Instruction: From the entries below, gather each line containing the word "value".

Entries:
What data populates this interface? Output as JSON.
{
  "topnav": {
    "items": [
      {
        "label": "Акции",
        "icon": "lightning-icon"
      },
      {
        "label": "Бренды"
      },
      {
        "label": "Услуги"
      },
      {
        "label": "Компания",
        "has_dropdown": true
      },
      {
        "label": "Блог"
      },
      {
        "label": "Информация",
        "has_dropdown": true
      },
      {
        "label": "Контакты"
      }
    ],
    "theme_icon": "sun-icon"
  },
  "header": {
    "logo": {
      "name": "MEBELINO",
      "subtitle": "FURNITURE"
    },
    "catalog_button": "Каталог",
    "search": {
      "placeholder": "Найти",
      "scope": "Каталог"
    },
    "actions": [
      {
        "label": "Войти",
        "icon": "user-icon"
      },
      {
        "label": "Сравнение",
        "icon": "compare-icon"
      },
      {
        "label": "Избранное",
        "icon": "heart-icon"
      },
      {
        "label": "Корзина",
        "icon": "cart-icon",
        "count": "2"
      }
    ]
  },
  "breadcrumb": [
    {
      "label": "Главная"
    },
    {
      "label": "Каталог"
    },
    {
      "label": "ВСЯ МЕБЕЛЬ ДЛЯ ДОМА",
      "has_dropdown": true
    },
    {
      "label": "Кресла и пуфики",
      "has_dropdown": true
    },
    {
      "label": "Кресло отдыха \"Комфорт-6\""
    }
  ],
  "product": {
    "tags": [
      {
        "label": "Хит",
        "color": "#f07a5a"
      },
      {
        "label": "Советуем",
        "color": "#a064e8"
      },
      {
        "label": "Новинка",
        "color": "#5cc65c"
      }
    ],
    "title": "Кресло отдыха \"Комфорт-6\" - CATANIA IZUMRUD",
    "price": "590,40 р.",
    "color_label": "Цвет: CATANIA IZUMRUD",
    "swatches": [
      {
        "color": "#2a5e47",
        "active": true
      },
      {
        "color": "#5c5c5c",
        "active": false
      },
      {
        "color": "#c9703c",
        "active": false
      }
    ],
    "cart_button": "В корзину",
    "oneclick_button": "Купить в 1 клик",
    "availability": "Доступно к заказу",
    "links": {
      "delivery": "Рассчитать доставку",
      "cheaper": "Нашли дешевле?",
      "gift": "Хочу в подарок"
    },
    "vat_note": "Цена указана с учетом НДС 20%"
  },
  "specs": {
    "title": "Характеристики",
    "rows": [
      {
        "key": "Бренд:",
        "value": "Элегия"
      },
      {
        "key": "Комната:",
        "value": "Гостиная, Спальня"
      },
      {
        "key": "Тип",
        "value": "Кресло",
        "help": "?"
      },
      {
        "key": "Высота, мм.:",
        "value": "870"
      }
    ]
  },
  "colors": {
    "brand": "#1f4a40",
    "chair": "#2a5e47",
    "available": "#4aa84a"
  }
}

Result for this task:
        "value": "Элегия"
        "value": "Гостиная, Спальня"
        "value": "Кресло",
        "value": "870"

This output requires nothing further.